**WHAT TO PRODUCE**: Whenever a line below holds the word "고양도시농업네트워크", copy that line.

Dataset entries

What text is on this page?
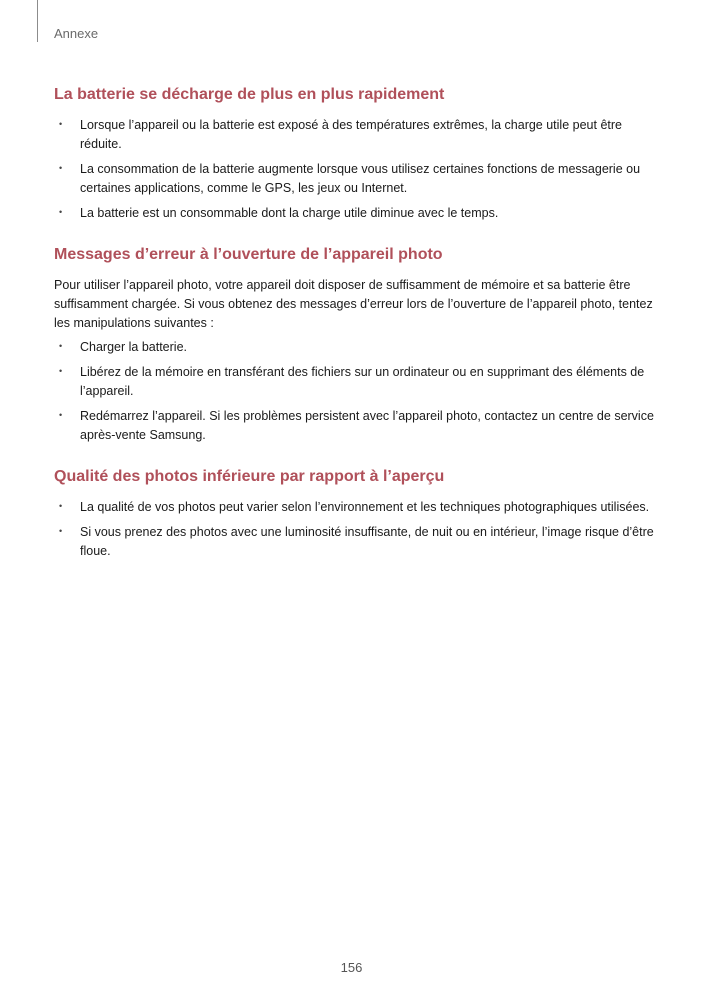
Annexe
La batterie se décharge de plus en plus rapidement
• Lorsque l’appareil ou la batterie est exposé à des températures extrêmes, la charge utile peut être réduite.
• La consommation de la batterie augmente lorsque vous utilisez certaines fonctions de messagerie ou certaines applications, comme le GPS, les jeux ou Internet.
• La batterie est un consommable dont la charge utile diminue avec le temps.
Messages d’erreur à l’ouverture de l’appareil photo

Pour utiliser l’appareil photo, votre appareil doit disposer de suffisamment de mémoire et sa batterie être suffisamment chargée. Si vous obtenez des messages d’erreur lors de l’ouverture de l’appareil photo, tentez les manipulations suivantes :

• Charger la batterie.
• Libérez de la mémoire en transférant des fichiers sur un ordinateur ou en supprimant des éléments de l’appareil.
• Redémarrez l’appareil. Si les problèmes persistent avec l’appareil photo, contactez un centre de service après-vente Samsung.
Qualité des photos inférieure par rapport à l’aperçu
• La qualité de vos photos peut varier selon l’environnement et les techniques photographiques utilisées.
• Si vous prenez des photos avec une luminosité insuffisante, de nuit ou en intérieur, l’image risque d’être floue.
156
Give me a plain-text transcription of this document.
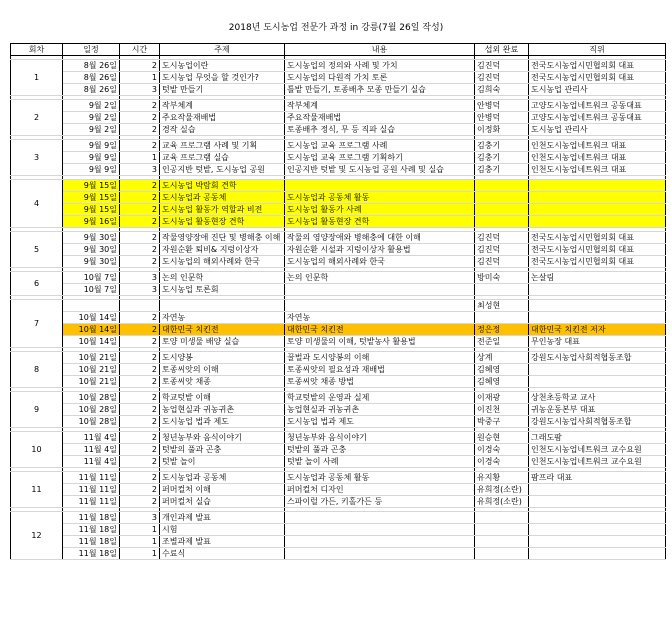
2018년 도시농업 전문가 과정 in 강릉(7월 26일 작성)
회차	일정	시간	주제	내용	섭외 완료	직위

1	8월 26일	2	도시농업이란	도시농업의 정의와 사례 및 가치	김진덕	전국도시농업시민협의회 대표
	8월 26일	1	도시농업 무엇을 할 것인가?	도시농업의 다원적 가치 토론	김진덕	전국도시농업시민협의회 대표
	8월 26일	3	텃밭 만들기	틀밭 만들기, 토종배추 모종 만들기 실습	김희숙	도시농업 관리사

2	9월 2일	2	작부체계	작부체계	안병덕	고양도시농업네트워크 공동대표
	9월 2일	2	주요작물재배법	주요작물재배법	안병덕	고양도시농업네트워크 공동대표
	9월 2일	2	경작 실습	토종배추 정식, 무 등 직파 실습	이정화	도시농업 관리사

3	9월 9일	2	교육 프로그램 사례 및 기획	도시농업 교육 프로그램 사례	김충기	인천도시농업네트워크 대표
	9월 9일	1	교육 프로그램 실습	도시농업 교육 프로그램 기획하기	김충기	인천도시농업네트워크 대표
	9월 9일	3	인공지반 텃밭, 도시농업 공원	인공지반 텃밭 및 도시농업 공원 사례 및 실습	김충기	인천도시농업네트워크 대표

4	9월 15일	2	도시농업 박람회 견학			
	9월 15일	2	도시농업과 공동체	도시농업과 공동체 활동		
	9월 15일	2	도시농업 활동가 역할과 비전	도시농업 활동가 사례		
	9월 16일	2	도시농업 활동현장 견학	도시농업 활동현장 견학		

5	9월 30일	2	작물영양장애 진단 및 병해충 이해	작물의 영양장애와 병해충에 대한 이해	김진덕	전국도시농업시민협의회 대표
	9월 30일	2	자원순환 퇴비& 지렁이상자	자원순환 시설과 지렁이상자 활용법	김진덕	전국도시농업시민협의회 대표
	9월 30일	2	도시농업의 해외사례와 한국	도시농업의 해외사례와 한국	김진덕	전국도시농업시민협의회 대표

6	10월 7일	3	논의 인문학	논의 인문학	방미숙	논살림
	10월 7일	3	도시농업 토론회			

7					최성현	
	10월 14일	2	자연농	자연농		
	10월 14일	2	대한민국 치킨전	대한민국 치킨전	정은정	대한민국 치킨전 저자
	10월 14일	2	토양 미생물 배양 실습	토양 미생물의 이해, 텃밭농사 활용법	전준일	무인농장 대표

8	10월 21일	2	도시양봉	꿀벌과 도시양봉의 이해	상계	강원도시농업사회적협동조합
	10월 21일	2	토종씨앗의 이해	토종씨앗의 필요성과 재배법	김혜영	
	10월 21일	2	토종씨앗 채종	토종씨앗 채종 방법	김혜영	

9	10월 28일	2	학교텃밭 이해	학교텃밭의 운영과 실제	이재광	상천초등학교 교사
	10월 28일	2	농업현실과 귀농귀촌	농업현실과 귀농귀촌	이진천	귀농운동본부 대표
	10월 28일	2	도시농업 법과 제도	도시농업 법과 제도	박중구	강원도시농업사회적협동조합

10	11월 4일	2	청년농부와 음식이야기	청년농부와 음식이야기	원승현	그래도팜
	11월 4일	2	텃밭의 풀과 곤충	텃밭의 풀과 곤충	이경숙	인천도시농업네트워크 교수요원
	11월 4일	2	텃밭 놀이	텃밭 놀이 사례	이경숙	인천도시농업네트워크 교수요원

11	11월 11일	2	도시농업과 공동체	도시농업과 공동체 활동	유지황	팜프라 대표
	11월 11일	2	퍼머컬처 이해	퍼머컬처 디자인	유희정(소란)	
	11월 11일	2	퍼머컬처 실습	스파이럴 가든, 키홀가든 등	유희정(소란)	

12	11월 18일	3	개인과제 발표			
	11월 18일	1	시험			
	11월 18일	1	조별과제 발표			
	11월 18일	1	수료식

---

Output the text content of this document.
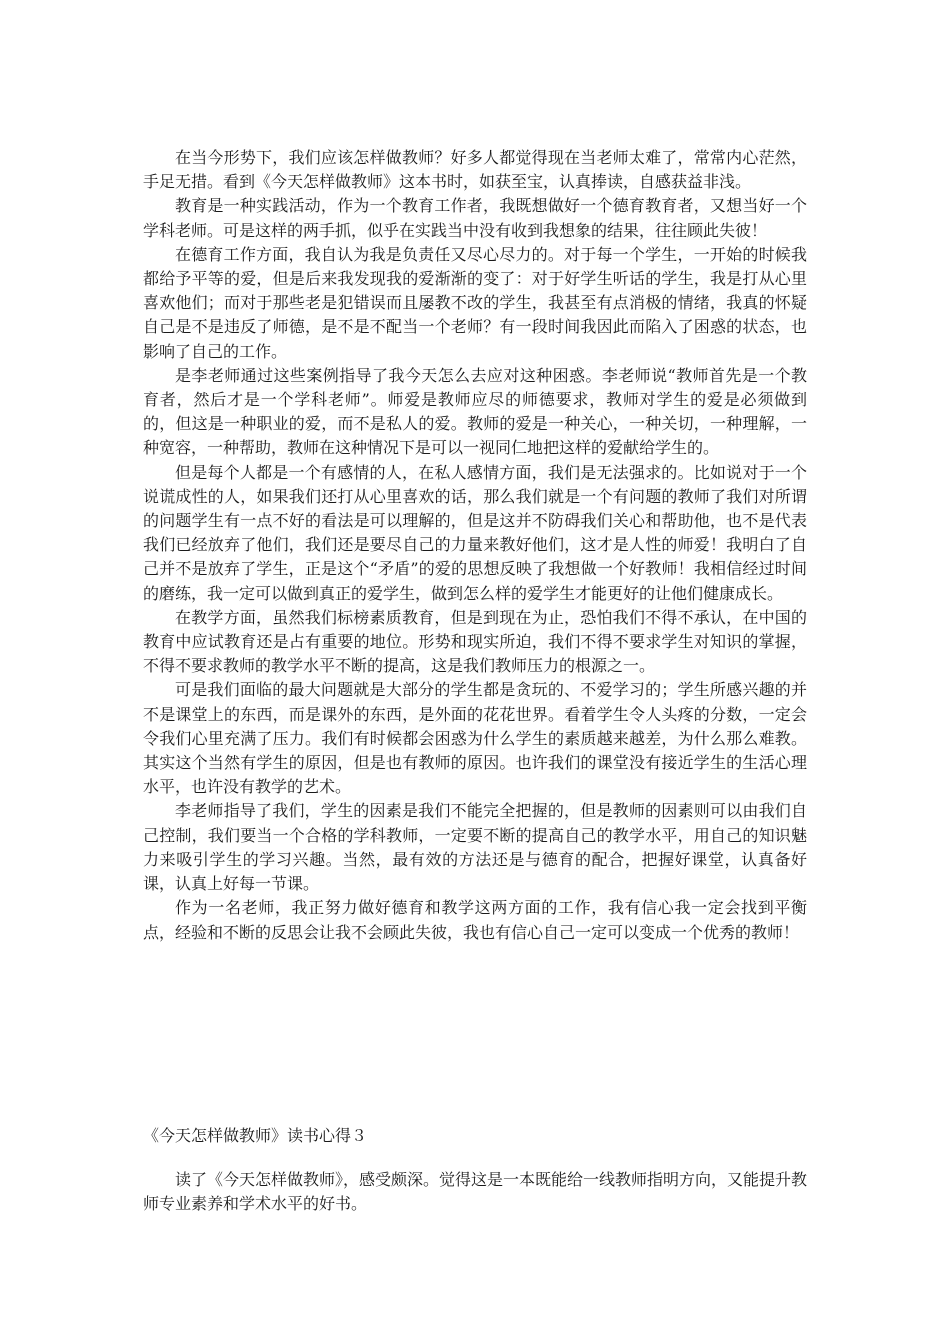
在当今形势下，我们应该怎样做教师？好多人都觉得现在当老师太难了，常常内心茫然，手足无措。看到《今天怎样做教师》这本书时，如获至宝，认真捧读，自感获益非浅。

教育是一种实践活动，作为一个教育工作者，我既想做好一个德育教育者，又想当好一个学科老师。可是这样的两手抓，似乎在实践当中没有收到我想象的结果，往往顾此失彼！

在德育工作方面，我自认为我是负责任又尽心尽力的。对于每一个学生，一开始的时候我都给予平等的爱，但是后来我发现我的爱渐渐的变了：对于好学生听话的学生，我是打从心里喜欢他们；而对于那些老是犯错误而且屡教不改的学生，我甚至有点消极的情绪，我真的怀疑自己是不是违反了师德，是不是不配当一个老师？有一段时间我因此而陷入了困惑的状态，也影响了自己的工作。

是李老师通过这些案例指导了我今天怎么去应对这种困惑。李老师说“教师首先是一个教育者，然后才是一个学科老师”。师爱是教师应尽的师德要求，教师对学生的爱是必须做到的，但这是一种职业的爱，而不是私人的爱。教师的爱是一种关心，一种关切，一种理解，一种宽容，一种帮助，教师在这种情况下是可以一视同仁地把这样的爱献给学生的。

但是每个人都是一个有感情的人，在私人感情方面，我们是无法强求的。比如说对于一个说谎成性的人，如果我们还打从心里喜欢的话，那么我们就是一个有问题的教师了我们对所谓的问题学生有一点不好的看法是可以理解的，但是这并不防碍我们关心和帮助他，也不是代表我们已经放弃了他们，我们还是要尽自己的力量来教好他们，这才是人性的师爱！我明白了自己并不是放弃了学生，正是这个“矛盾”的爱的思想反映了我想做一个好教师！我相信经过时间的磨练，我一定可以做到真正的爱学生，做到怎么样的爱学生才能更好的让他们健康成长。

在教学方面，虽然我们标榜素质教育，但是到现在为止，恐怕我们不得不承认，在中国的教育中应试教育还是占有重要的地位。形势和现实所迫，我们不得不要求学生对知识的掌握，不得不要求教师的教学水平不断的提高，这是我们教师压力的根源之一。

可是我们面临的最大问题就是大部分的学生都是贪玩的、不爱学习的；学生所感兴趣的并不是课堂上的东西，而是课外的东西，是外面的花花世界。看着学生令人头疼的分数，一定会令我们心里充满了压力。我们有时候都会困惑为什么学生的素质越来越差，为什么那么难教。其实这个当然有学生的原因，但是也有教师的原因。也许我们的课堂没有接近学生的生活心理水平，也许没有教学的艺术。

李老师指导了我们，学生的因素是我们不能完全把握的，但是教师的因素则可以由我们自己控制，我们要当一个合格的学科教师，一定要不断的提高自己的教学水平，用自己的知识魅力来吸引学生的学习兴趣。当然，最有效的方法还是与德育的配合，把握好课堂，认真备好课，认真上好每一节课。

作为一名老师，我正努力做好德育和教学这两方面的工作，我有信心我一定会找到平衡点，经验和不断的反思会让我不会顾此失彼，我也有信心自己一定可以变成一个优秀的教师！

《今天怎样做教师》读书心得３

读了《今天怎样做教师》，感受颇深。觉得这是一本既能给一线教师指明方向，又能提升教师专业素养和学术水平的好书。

==

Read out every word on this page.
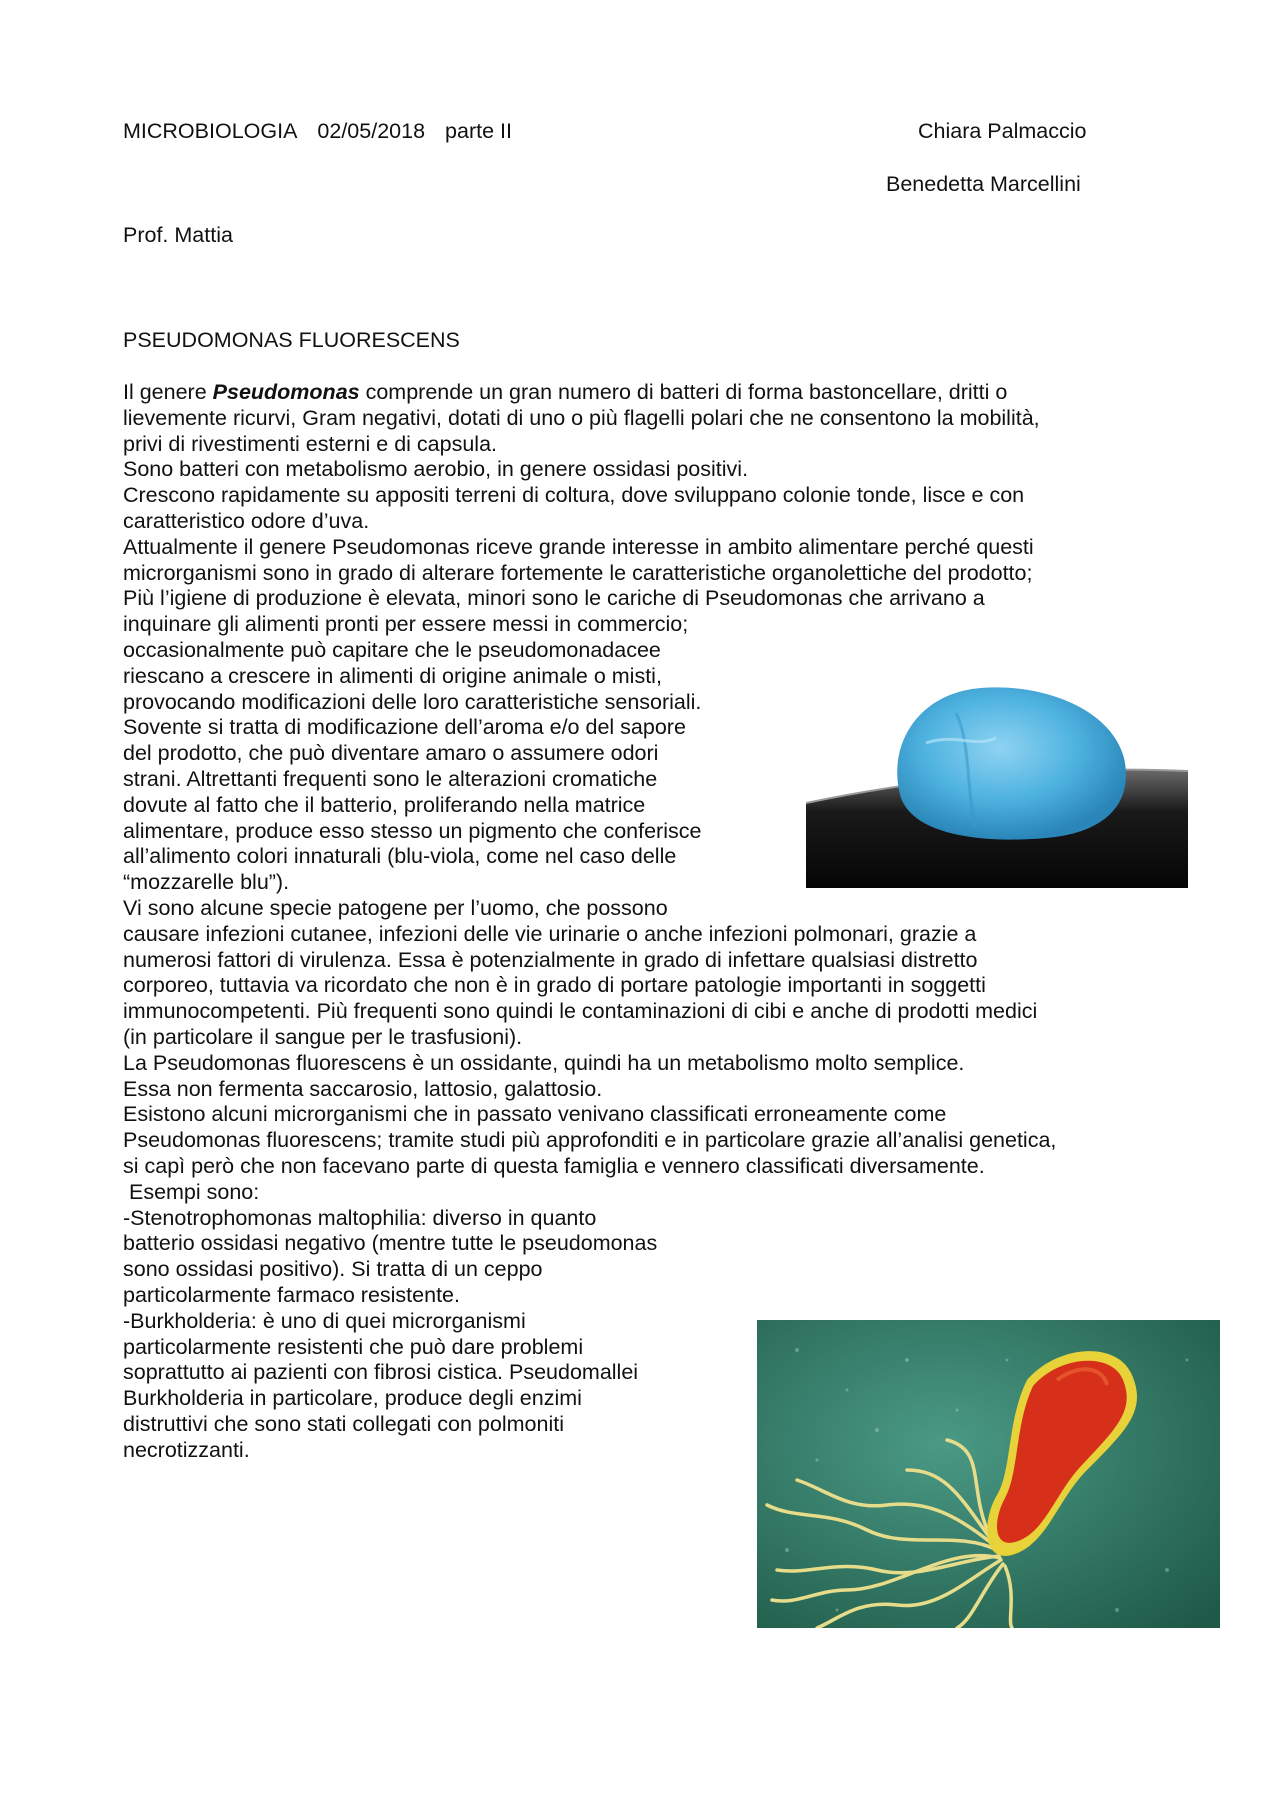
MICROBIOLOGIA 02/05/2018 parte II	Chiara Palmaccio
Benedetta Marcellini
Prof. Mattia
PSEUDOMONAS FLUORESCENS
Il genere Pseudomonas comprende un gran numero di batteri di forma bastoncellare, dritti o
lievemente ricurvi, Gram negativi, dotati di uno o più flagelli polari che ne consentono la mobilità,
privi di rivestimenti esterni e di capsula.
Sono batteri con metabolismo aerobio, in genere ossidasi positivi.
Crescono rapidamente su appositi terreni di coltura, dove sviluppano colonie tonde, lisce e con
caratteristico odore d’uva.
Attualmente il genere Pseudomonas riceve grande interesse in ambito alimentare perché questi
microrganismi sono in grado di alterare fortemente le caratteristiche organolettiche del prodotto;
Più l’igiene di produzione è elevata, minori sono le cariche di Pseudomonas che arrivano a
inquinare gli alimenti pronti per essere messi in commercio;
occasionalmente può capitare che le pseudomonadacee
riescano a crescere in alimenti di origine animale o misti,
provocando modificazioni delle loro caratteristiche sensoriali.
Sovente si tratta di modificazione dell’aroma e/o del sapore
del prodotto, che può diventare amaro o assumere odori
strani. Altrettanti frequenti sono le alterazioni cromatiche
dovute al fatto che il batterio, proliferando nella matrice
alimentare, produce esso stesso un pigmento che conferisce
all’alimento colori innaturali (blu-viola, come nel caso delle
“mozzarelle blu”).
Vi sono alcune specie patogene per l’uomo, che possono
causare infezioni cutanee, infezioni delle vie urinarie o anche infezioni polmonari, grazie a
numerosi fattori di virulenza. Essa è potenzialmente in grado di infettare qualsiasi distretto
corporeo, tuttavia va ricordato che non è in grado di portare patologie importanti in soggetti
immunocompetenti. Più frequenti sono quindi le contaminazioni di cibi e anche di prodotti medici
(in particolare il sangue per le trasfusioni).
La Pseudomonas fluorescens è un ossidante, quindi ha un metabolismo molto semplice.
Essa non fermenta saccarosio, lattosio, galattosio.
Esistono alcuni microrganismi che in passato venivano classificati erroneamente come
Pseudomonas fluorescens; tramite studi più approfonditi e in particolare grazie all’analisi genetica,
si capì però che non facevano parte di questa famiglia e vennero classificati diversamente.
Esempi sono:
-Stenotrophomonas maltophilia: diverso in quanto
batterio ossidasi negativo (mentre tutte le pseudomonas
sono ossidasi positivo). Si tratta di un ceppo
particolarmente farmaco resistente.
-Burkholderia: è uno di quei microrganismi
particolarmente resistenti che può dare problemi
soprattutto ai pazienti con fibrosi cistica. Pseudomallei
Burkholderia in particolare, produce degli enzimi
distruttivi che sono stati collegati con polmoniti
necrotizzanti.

**RESULT OF THE TASK**:
2	9월 2일	2	작부체계	작부체계	안병덕	고양도시농업네트워크 공동대표
	9월 2일	2	주요작물재배법	주요작물재배법	안병덕	고양도시농업네트워크 공동대표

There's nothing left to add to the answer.